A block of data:
▼

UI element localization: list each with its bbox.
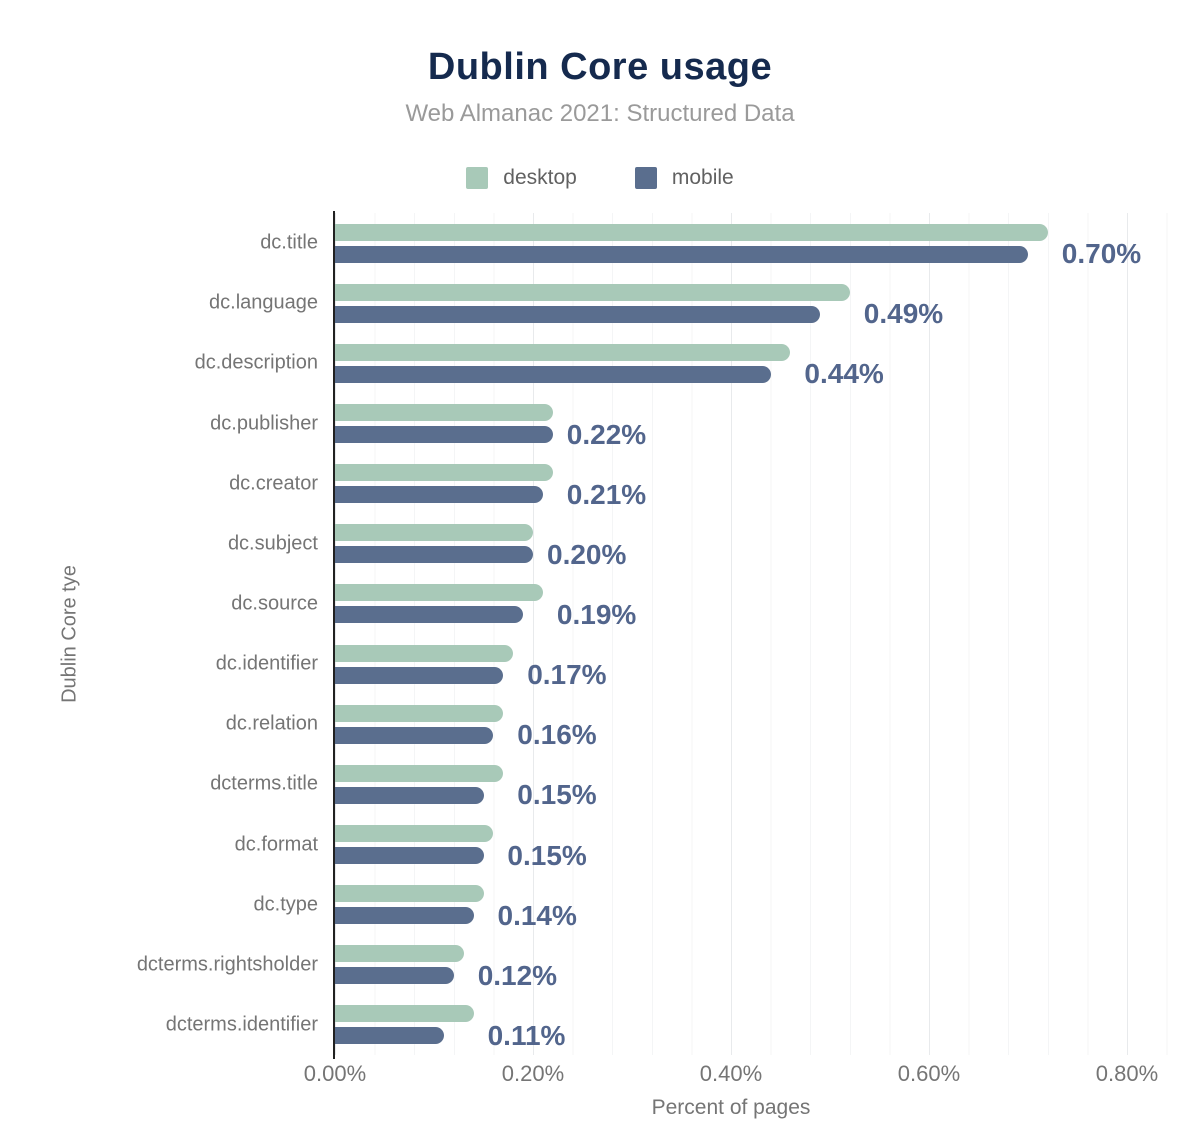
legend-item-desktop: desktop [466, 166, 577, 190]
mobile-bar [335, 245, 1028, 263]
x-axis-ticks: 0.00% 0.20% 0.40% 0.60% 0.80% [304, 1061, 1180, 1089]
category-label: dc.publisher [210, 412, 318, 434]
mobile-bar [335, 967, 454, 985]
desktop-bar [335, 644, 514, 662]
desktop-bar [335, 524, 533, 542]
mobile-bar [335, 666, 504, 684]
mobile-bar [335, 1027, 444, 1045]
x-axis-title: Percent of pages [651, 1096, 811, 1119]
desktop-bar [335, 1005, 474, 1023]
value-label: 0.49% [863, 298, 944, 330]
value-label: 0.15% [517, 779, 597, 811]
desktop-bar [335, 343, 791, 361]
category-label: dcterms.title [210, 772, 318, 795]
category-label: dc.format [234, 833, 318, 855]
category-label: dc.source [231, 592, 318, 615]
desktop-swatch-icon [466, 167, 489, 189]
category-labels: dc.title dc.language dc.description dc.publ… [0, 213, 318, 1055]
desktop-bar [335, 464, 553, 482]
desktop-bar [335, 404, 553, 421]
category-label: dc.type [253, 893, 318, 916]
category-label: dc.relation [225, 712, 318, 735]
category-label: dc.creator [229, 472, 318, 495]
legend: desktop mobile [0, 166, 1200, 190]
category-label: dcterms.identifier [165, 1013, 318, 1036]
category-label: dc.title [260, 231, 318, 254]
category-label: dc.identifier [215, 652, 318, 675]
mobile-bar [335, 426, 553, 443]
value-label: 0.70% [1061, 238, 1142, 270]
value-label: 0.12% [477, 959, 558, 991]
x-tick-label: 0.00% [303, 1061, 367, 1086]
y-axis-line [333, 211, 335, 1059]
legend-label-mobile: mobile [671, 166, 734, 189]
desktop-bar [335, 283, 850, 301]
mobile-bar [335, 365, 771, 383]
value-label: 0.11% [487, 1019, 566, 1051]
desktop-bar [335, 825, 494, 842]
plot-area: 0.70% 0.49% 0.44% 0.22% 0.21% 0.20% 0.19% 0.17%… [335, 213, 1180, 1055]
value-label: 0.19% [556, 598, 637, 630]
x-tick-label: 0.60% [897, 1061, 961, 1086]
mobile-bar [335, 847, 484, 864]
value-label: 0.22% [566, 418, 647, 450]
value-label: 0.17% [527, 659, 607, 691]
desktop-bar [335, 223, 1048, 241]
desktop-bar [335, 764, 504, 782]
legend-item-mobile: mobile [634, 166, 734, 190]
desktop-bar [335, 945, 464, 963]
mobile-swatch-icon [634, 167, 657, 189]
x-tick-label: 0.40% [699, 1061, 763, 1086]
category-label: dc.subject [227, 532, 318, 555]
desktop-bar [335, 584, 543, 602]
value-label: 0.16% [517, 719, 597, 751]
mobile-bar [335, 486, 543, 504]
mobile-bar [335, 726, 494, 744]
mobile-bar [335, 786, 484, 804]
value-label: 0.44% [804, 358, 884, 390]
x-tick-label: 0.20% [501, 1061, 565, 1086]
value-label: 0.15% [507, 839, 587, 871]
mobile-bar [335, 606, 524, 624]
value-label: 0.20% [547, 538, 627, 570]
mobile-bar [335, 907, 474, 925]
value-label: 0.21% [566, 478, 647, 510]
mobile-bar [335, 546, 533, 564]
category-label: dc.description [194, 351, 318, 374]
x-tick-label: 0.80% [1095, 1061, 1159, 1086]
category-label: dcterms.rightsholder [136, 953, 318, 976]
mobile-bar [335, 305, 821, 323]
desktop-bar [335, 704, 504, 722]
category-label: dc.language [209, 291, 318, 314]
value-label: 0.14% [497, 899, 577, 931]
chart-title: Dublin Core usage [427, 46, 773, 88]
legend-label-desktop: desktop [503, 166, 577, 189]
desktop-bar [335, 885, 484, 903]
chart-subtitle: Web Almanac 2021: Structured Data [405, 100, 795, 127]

▲

WORK TO DO: Output the entries exactly as they appear, from the line containing "legend-item-desktop: desktop [466, 166, 577, 190]" up to and including the line containing "mobile-bar [335, 1027, 444, 1045]".

RIGHT ANSWER:
legend-item-desktop: desktop [466, 166, 577, 190]
mobile-bar [335, 245, 1028, 263]
x-axis-ticks: 0.00% 0.20% 0.40% 0.60% 0.80% [304, 1061, 1180, 1089]
category-label: dc.publisher [210, 412, 318, 434]
mobile-bar [335, 967, 454, 985]
desktop-bar [335, 644, 514, 662]
desktop-bar [335, 524, 533, 542]
mobile-bar [335, 666, 504, 684]
mobile-bar [335, 1027, 444, 1045]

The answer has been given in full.